▸ **DO THIS**
Transcribe each record below word for word.

Figure contents as structured data

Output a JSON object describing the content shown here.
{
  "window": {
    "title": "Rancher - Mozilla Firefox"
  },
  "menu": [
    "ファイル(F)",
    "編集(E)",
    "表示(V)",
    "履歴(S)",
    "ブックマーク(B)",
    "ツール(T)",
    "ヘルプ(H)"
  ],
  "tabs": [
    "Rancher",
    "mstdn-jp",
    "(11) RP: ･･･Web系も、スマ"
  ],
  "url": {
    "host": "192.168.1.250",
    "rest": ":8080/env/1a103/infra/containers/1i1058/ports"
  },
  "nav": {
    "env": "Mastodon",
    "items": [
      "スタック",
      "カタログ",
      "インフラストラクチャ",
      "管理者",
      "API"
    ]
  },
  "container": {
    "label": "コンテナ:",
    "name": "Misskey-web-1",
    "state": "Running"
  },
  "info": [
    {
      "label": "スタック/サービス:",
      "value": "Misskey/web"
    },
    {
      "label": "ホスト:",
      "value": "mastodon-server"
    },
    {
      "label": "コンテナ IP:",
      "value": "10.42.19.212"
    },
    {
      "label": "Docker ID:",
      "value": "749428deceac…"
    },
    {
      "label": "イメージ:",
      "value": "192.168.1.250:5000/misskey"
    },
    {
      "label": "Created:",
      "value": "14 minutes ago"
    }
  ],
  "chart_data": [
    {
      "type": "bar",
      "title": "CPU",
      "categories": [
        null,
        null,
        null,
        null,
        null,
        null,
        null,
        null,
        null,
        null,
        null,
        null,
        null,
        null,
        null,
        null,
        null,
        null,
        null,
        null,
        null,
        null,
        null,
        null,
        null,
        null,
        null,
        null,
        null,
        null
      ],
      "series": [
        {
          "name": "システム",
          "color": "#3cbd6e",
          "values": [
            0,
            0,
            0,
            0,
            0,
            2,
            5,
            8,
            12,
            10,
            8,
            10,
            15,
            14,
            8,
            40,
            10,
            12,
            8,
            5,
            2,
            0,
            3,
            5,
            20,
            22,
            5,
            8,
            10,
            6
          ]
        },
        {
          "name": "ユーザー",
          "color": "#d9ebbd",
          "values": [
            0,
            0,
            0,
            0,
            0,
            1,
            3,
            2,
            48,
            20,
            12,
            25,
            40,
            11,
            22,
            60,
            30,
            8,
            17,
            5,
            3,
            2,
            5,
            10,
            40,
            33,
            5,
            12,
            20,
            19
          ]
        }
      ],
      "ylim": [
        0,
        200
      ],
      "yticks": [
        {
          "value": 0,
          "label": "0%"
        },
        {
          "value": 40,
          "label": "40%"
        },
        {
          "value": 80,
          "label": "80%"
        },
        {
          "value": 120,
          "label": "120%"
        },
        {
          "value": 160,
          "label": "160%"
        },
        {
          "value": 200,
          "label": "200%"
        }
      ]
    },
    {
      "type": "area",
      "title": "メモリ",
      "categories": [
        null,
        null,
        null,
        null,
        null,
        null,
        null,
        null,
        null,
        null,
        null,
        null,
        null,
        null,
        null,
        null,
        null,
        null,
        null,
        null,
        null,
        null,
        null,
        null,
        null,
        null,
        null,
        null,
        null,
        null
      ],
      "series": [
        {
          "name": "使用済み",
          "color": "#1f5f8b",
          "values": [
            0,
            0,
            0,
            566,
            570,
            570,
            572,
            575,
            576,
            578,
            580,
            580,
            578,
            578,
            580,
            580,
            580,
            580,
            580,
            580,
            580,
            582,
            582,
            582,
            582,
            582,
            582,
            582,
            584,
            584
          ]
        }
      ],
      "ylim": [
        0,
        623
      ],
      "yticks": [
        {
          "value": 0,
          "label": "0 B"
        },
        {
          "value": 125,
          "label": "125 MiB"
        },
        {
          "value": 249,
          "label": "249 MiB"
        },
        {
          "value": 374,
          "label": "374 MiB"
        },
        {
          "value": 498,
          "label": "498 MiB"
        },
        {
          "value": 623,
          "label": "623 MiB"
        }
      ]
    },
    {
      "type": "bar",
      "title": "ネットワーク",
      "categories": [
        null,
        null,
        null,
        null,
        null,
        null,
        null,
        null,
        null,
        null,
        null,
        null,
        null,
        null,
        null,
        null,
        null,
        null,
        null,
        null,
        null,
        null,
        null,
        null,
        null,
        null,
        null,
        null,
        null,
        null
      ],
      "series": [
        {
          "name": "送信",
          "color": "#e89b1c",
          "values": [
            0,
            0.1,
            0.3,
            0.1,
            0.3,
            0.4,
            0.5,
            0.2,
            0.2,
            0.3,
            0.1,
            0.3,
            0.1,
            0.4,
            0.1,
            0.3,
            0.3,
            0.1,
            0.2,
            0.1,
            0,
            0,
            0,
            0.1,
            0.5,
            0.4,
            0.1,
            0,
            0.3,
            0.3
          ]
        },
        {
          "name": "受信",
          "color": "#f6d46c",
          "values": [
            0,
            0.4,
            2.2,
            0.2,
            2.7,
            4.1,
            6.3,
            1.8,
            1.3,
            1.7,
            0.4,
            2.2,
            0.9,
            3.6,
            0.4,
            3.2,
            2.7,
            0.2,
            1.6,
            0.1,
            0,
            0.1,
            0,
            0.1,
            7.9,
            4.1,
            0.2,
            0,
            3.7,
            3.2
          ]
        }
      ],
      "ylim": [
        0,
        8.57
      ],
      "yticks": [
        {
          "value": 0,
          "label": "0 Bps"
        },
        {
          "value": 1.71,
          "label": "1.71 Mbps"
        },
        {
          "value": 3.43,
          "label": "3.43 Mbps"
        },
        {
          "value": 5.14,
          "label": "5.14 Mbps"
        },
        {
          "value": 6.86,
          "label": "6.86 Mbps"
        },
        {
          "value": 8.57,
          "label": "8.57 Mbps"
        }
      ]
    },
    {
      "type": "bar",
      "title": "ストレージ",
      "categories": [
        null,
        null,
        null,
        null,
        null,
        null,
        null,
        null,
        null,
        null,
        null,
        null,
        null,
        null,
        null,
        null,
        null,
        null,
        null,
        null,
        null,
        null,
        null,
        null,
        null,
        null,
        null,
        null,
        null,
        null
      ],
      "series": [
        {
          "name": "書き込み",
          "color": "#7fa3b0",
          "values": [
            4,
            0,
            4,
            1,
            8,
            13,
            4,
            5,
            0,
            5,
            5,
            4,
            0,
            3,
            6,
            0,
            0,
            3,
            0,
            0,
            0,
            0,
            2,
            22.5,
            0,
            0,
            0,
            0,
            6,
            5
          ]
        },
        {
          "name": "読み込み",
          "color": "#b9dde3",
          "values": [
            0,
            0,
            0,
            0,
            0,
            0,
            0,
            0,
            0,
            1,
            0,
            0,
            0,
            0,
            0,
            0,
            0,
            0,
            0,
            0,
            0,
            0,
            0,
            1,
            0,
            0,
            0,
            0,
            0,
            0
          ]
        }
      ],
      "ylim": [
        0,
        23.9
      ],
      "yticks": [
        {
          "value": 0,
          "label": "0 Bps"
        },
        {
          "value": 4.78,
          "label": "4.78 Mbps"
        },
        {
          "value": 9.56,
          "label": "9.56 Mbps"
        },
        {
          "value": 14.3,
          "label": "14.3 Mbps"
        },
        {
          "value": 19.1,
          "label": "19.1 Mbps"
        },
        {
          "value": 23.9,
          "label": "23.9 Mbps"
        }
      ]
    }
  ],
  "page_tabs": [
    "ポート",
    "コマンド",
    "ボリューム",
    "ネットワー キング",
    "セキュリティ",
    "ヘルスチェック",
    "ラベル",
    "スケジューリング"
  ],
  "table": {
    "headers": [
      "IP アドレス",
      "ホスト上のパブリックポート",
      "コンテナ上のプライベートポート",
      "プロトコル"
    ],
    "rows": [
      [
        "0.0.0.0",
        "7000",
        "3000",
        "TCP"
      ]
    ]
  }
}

▸ **REPLY**
Output a JSON object describing the content shown here.
{
  "window": {
    "title": "Rancher - Mozilla Firefox"
  },
  "menu": [
    "ファイル(F)",
    "編集(E)",
    "表示(V)",
    "履歴(S)",
    "ブックマーク(B)",
    "ツール(T)",
    "ヘルプ(H)"
  ],
  "tabs": [
    "Rancher",
    "mstdn-jp",
    "(11) RP: ･･･Web系も、スマ"
  ],
  "url": {
    "host": "192.168.1.250",
    "rest": ":8080/env/1a103/infra/containers/1i1058/ports"
  },
  "nav": {
    "env": "Mastodon",
    "items": [
      "スタック",
      "カタログ",
      "インフラストラクチャ",
      "管理者",
      "API"
    ]
  },
  "container": {
    "label": "コンテナ:",
    "name": "Misskey-web-1",
    "state": "Running"
  },
  "info": [
    {
      "label": "スタック/サービス:",
      "value": "Misskey/web"
    },
    {
      "label": "ホスト:",
      "value": "mastodon-server"
    },
    {
      "label": "コンテナ IP:",
      "value": "10.42.19.212"
    },
    {
      "label": "Docker ID:",
      "value": "749428deceac…"
    },
    {
      "label": "イメージ:",
      "value": "192.168.1.250:5000/misskey"
    },
    {
      "label": "Created:",
      "value": "14 minutes ago"
    }
  ],
  "chart_data": [
    {
      "type": "bar",
      "title": "CPU",
      "categories": [
        null,
        null,
        null,
        null,
        null,
        null,
        null,
        null,
        null,
        null,
        null,
        null,
        null,
        null,
        null,
        null,
        null,
        null,
        null,
        null,
        null,
        null,
        null,
        null,
        null,
        null,
        null,
        null,
        null,
        null
      ],
      "series": [
        {
          "name": "システム",
          "color": "#3cbd6e",
          "values": [
            0,
            0,
            0,
            0,
            0,
            2,
            5,
            8,
            12,
            10,
            8,
            10,
            15,
            14,
            8,
            40,
            10,
            12,
            8,
            5,
            2,
            0,
            3,
            5,
            20,
            22,
            5,
            8,
            10,
            6
          ]
        },
        {
          "name": "ユーザー",
          "color": "#d9ebbd",
          "values": [
            0,
            0,
            0,
            0,
            0,
            1,
            3,
            2,
            48,
            20,
            12,
            25,
            40,
            11,
            22,
            60,
            30,
            8,
            17,
            5,
            3,
            2,
            5,
            10,
            40,
            33,
            5,
            12,
            20,
            19
          ]
        }
      ],
      "ylim": [
        0,
        200
      ],
      "yticks": [
        {
          "value": 0,
          "label": "0%"
        },
        {
          "value": 40,
          "label": "40%"
        },
        {
          "value": 80,
          "label": "80%"
        },
        {
          "value": 120,
          "label": "120%"
        },
        {
          "value": 160,
          "label": "160%"
        },
        {
          "value": 200,
          "label": "200%"
        }
      ]
    },
    {
      "type": "area",
      "title": "メモリ",
      "categories": [
        null,
        null,
        null,
        null,
        null,
        null,
        null,
        null,
        null,
        null,
        null,
        null,
        null,
        null,
        null,
        null,
        null,
        null,
        null,
        null,
        null,
        null,
        null,
        null,
        null,
        null,
        null,
        null,
        null,
        null
      ],
      "series": [
        {
          "name": "使用済み",
          "color": "#1f5f8b",
          "values": [
            0,
            0,
            0,
            566,
            570,
            570,
            572,
            575,
            576,
            578,
            580,
            580,
            578,
            578,
            580,
            580,
            580,
            580,
            580,
            580,
            580,
            582,
            582,
            582,
            582,
            582,
            582,
            582,
            584,
            584
          ]
        }
      ],
      "ylim": [
        0,
        623
      ],
      "yticks": [
        {
          "value": 0,
          "label": "0 B"
        },
        {
          "value": 125,
          "label": "125 MiB"
        },
        {
          "value": 249,
          "label": "249 MiB"
        },
        {
          "value": 374,
          "label": "374 MiB"
        },
        {
          "value": 498,
          "label": "498 MiB"
        },
        {
          "value": 623,
          "label": "623 MiB"
        }
      ]
    },
    {
      "type": "bar",
      "title": "ネットワーク",
      "categories": [
        null,
        null,
        null,
        null,
        null,
        null,
        null,
        null,
        null,
        null,
        null,
        null,
        null,
        null,
        null,
        null,
        null,
        null,
        null,
        null,
        null,
        null,
        null,
        null,
        null,
        null,
        null,
        null,
        null,
        null
      ],
      "series": [
        {
          "name": "送信",
          "color": "#e89b1c",
          "values": [
            0,
            0.1,
            0.3,
            0.1,
            0.3,
            0.4,
            0.5,
            0.2,
            0.2,
            0.3,
            0.1,
            0.3,
            0.1,
            0.4,
            0.1,
            0.3,
            0.3,
            0.1,
            0.2,
            0.1,
            0,
            0,
            0,
            0.1,
            0.5,
            0.4,
            0.1,
            0,
            0.3,
            0.3
          ]
        },
        {
          "name": "受信",
          "color": "#f6d46c",
          "values": [
            0,
            0.4,
            2.2,
            0.2,
            2.7,
            4.1,
            6.3,
            1.8,
            1.3,
            1.7,
            0.4,
            2.2,
            0.9,
            3.6,
            0.4,
            3.2,
            2.7,
            0.2,
            1.6,
            0.1,
            0,
            0.1,
            0,
            0.1,
            7.9,
            4.1,
            0.2,
            0,
            3.7,
            3.2
          ]
        }
      ],
      "ylim": [
        0,
        8.57
      ],
      "yticks": [
        {
          "value": 0,
          "label": "0 Bps"
        },
        {
          "value": 1.71,
          "label": "1.71 Mbps"
        },
        {
          "value": 3.43,
          "label": "3.43 Mbps"
        },
        {
          "value": 5.14,
          "label": "5.14 Mbps"
        },
        {
          "value": 6.86,
          "label": "6.86 Mbps"
        },
        {
          "value": 8.57,
          "label": "8.57 Mbps"
        }
      ]
    },
    {
      "type": "bar",
      "title": "ストレージ",
      "categories": [
        null,
        null,
        null,
        null,
        null,
        null,
        null,
        null,
        null,
        null,
        null,
        null,
        null,
        null,
        null,
        null,
        null,
        null,
        null,
        null,
        null,
        null,
        null,
        null,
        null,
        null,
        null,
        null,
        null,
        null
      ],
      "series": [
        {
          "name": "書き込み",
          "color": "#7fa3b0",
          "values": [
            4,
            0,
            4,
            1,
            8,
            13,
            4,
            5,
            0,
            5,
            5,
            4,
            0,
            3,
            6,
            0,
            0,
            3,
            0,
            0,
            0,
            0,
            2,
            22.5,
            0,
            0,
            0,
            0,
            6,
            5
          ]
        },
        {
          "name": "読み込み",
          "color": "#b9dde3",
          "values": [
            0,
            0,
            0,
            0,
            0,
            0,
            0,
            0,
            0,
            1,
            0,
            0,
            0,
            0,
            0,
            0,
            0,
            0,
            0,
            0,
            0,
            0,
            0,
            1,
            0,
            0,
            0,
            0,
            0,
            0
          ]
        }
      ],
      "ylim": [
        0,
        23.9
      ],
      "yticks": [
        {
          "value": 0,
          "label": "0 Bps"
        },
        {
          "value": 4.78,
          "label": "4.78 Mbps"
        },
        {
          "value": 9.56,
          "label": "9.56 Mbps"
        },
        {
          "value": 14.3,
          "label": "14.3 Mbps"
        },
        {
          "value": 19.1,
          "label": "19.1 Mbps"
        },
        {
          "value": 23.9,
          "label": "23.9 Mbps"
        }
      ]
    }
  ],
  "page_tabs": [
    "ポート",
    "コマンド",
    "ボリューム",
    "ネットワー キング",
    "セキュリティ",
    "ヘルスチェック",
    "ラベル",
    "スケジューリング"
  ],
  "table": {
    "headers": [
      "IP アドレス",
      "ホスト上のパブリックポート",
      "コンテナ上のプライベートポート",
      "プロトコル"
    ],
    "rows": [
      [
        "0.0.0.0",
        "7000",
        "3000",
        "TCP"
      ]
    ]
  }
}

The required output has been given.